■ **Task to carry out**
Pick every line from the data that holds the word "vais".

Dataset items

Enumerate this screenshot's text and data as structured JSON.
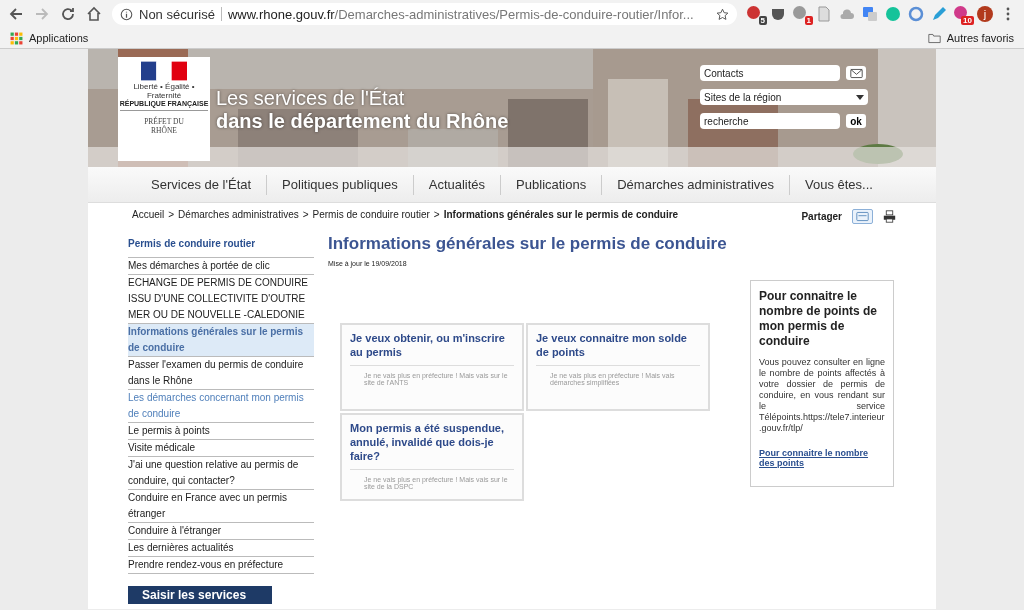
{
  "browser": {
    "security": "Non sécurisé",
    "url_host": "www.rhone.gouv.fr",
    "url_path": "/Demarches-administratives/Permis-de-conduire-routier/Infor...",
    "extension_badges": [
      "5",
      "1",
      "10"
    ],
    "profile": "j",
    "bookmarks": {
      "apps": "Applications",
      "other": "Autres favoris"
    }
  },
  "header": {
    "logo": {
      "motto": "Liberté • Égalité • Fraternité",
      "republic": "RÉPUBLIQUE FRANÇAISE",
      "prefect": "PRÉFET DU RHÔNE"
    },
    "title_line1": "Les services de l'État",
    "title_line2": "dans le département du Rhône",
    "contacts": "Contacts",
    "sites": "Sites de la région",
    "search": "recherche",
    "ok": "ok"
  },
  "nav": [
    "Services de l'État",
    "Politiques publiques",
    "Actualités",
    "Publications",
    "Démarches administratives",
    "Vous êtes..."
  ],
  "breadcrumb": {
    "items": [
      "Accueil",
      "Démarches administratives",
      "Permis de conduire routier"
    ],
    "separator": ">",
    "current": "Informations générales sur le permis de conduire",
    "share": "Partager"
  },
  "sidebar": {
    "title": "Permis de conduire routier",
    "items": [
      {
        "label": "Mes démarches à portée de clic",
        "selected": false,
        "visited": false
      },
      {
        "label": "ECHANGE DE PERMIS DE CONDUIRE ISSU D'UNE COLLECTIVITE D'OUTRE MER OU DE NOUVELLE -CALEDONIE",
        "selected": false,
        "visited": false
      },
      {
        "label": "Informations générales sur le permis de conduire",
        "selected": true,
        "visited": false
      },
      {
        "label": "Passer l'examen du permis de conduire dans le Rhône",
        "selected": false,
        "visited": false
      },
      {
        "label": "Les démarches concernant mon permis de conduire",
        "selected": false,
        "visited": true
      },
      {
        "label": "Le permis à points",
        "selected": false,
        "visited": false
      },
      {
        "label": "Visite médicale",
        "selected": false,
        "visited": false
      },
      {
        "label": "J'ai une question relative au permis de conduire, qui contacter?",
        "selected": false,
        "visited": false
      },
      {
        "label": "Conduire en France avec un permis étranger",
        "selected": false,
        "visited": false
      },
      {
        "label": "Conduire à l'étranger",
        "selected": false,
        "visited": false
      },
      {
        "label": "Les dernières actualités",
        "selected": false,
        "visited": false
      },
      {
        "label": "Prendre rendez-vous en préfecture",
        "selected": false,
        "visited": false
      }
    ],
    "button": "Saisir les services"
  },
  "main": {
    "title": "Informations générales sur le permis de conduire",
    "updated": "Mise à jour le 19/09/2018",
    "cards": [
      {
        "title": "Je veux obtenir, ou m'inscrire  au permis",
        "text": "Je ne vais plus en préfecture ! Mais vais sur le site de l'ANTS"
      },
      {
        "title": "Je veux connaitre mon solde de points",
        "text": "Je ne vais plus en préfecture ! Mais vais démarches simplifiées"
      },
      {
        "title": "Mon permis a été suspendue, annulé, invalidé que dois-je faire?",
        "text": "Je ne vais plus en préfecture ! Mais vais sur le site de la DSPC"
      }
    ]
  },
  "aside": {
    "title": "Pour connaitre le nombre de points de mon permis de conduire",
    "text": "Vous pouvez consulter en ligne le nombre de points affectés à votre dossier de permis de conduire, en vous rendant sur le service Télépoints.https://tele7.interieur.gouv.fr/tlp/",
    "link": "Pour connaitre le nombre des points"
  }
}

■ **Answer below**
        "text": "Je ne vais plus en préfecture ! Mais vais sur le site de l'ANTS"
        "text": "Je ne vais plus en préfecture ! Mais vais démarches simplifiées"
        "text": "Je ne vais plus en préfecture ! Mais vais sur le site de la DSPC"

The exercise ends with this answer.